[Exercise requirements] Filter the entries below, keeping every line that has the word "title".

[A block of data]
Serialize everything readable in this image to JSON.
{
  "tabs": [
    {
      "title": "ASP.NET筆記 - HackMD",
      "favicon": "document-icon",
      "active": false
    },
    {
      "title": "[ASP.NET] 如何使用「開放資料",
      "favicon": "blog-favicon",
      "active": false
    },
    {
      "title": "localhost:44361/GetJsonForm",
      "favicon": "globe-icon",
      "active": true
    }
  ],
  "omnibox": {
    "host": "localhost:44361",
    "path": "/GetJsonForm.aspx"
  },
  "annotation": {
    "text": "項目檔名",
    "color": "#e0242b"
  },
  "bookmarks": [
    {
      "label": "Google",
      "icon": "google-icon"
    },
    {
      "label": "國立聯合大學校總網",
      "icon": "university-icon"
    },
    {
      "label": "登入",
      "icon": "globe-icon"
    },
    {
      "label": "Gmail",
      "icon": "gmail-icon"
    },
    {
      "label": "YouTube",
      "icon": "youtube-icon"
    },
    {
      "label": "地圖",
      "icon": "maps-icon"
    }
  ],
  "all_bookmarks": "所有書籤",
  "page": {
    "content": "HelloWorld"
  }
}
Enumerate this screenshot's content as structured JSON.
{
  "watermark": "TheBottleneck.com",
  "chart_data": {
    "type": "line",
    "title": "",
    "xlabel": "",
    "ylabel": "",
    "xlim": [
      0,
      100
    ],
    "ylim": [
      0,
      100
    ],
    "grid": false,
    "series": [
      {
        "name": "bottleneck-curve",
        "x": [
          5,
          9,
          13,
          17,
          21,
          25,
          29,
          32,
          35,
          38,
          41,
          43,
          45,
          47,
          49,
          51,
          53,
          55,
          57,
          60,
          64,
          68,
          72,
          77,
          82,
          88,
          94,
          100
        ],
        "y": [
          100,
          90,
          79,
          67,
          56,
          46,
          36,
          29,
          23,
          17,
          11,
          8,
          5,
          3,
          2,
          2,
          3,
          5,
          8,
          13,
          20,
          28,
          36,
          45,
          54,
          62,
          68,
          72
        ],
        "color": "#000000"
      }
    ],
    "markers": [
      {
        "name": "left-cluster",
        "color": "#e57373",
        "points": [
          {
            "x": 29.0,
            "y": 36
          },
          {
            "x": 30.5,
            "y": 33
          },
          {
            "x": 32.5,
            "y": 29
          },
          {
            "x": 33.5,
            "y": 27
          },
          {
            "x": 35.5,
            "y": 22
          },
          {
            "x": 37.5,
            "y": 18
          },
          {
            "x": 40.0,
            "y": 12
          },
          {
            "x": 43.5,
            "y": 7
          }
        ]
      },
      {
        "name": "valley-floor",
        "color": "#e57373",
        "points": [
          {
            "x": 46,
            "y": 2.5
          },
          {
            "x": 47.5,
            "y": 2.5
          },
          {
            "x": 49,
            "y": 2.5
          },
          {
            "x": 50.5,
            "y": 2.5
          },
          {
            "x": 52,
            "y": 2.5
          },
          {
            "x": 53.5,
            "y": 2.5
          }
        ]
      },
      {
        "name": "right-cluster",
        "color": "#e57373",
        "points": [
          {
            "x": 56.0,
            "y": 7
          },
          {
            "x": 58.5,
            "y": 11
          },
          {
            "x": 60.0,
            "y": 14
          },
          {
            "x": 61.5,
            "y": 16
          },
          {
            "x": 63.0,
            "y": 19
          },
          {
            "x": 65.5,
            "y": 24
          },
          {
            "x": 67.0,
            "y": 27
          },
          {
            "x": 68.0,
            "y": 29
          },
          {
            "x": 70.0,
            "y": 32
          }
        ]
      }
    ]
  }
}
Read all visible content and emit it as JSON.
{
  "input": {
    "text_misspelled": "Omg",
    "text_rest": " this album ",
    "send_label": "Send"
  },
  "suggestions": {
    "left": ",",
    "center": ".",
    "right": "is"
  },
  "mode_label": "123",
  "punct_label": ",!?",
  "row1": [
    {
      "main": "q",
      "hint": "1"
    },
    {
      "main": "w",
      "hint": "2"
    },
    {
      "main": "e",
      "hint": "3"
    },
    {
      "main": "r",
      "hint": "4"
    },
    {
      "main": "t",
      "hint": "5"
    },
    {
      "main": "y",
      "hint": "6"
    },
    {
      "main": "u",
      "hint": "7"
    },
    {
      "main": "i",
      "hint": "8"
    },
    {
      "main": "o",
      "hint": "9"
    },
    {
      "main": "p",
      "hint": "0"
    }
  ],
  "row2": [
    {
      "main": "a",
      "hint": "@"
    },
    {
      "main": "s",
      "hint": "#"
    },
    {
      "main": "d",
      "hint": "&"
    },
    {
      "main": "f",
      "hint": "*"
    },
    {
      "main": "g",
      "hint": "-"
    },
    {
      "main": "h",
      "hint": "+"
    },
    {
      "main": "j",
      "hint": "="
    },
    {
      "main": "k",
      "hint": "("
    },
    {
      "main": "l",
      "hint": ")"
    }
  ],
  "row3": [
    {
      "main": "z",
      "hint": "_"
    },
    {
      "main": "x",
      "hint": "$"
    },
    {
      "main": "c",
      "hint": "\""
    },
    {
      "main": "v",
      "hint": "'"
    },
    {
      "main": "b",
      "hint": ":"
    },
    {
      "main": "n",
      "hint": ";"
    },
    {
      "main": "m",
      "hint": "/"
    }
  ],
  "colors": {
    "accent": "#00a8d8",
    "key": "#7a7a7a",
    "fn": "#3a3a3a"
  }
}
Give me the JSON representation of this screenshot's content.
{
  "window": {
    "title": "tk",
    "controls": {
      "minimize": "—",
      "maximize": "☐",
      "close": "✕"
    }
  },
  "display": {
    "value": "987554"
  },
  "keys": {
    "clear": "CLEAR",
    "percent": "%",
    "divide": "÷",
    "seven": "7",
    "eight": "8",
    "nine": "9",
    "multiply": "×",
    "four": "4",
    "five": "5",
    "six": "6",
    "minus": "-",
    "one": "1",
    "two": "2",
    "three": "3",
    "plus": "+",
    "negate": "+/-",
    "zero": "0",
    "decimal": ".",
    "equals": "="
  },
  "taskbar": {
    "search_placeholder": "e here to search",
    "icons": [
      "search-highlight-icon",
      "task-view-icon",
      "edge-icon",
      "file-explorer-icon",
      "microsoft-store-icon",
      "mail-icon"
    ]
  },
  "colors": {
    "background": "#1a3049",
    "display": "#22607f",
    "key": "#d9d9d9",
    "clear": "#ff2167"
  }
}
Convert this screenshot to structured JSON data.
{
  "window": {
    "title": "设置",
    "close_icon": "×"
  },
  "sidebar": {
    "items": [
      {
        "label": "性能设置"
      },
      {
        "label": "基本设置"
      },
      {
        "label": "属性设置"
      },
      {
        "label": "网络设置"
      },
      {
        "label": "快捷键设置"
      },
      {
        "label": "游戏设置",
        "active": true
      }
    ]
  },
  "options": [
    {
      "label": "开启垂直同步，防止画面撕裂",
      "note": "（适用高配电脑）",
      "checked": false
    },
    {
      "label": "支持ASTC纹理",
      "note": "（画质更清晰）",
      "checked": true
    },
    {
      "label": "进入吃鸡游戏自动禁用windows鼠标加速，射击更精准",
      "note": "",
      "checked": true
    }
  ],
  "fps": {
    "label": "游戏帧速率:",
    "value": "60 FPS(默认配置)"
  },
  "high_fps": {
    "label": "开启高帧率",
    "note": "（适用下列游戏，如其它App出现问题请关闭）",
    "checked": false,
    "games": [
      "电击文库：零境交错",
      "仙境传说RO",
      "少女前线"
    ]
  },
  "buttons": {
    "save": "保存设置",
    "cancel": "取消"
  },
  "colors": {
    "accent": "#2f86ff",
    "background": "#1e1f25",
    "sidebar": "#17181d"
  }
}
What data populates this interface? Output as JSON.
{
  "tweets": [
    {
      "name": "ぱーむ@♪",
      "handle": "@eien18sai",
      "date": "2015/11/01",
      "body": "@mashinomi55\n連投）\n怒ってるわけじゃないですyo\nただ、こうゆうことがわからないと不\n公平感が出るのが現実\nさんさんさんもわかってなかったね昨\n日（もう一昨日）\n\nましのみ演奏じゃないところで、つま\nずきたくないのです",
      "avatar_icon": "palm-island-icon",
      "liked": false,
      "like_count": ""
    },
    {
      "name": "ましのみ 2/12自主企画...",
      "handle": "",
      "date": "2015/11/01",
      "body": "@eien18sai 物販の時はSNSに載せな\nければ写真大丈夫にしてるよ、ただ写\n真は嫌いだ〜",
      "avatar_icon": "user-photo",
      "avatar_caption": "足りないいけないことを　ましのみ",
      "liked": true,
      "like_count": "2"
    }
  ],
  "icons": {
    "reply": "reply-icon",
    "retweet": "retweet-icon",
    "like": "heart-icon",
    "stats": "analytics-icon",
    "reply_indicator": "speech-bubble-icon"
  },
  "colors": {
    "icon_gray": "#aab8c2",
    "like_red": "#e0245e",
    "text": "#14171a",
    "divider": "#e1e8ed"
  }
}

[Final result]
      "title": "ASP.NET筆記 - HackMD",
      "title": "[ASP.NET] 如何使用「開放資料",
      "title": "localhost:44361/GetJsonForm",
    "title": "",
    "title": "tk",
    "title": "设置",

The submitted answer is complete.